» YOUR TASK
The listing beneath should be written out in full, exactly as shown.

(Dataset items)
═══

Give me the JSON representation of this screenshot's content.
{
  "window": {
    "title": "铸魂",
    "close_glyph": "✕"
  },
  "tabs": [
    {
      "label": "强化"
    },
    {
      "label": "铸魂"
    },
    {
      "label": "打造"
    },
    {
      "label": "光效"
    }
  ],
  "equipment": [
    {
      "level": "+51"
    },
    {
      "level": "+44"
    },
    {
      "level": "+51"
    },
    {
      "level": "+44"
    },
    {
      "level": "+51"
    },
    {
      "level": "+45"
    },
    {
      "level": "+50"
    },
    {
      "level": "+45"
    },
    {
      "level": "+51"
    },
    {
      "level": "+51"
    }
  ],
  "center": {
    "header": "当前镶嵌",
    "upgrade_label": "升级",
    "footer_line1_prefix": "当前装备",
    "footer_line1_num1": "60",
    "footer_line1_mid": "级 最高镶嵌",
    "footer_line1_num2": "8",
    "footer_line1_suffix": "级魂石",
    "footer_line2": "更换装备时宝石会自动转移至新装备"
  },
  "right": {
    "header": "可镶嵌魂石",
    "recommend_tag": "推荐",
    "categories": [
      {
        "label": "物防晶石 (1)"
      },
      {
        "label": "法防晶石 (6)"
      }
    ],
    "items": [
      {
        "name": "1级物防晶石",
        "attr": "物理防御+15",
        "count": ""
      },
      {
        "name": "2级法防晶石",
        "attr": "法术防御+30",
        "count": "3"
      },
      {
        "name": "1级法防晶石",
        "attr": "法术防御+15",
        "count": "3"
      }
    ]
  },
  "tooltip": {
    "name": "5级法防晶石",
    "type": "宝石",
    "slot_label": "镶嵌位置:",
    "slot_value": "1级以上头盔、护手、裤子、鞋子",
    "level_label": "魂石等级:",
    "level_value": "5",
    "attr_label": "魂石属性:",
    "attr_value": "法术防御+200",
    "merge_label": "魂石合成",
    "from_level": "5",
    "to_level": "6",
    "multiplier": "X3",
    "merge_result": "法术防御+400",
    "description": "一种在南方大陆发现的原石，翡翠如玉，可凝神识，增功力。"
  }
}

═══

» SOLUTION TO THE EXERCISE
Give me the JSON representation of this screenshot's content.
{
  "window": {
    "title": "铸魂",
    "close_glyph": "✕"
  },
  "tabs": [
    {
      "label": "强化"
    },
    {
      "label": "铸魂"
    },
    {
      "label": "打造"
    },
    {
      "label": "光效"
    }
  ],
  "equipment": [
    {
      "level": "+51"
    },
    {
      "level": "+44"
    },
    {
      "level": "+51"
    },
    {
      "level": "+44"
    },
    {
      "level": "+51"
    },
    {
      "level": "+45"
    },
    {
      "level": "+50"
    },
    {
      "level": "+45"
    },
    {
      "level": "+51"
    },
    {
      "level": "+51"
    }
  ],
  "center": {
    "header": "当前镶嵌",
    "upgrade_label": "升级",
    "footer_line1_prefix": "当前装备",
    "footer_line1_num1": "60",
    "footer_line1_mid": "级 最高镶嵌",
    "footer_line1_num2": "8",
    "footer_line1_suffix": "级魂石",
    "footer_line2": "更换装备时宝石会自动转移至新装备"
  },
  "right": {
    "header": "可镶嵌魂石",
    "recommend_tag": "推荐",
    "categories": [
      {
        "label": "物防晶石 (1)"
      },
      {
        "label": "法防晶石 (6)"
      }
    ],
    "items": [
      {
        "name": "1级物防晶石",
        "attr": "物理防御+15",
        "count": ""
      },
      {
        "name": "2级法防晶石",
        "attr": "法术防御+30",
        "count": "3"
      },
      {
        "name": "1级法防晶石",
        "attr": "法术防御+15",
        "count": "3"
      }
    ]
  },
  "tooltip": {
    "name": "5级法防晶石",
    "type": "宝石",
    "slot_label": "镶嵌位置:",
    "slot_value": "1级以上头盔、护手、裤子、鞋子",
    "level_label": "魂石等级:",
    "level_value": "5",
    "attr_label": "魂石属性:",
    "attr_value": "法术防御+200",
    "merge_label": "魂石合成",
    "from_level": "5",
    "to_level": "6",
    "multiplier": "X3",
    "merge_result": "法术防御+400",
    "description": "一种在南方大陆发现的原石，翡翠如玉，可凝神识，增功力。"
  }
}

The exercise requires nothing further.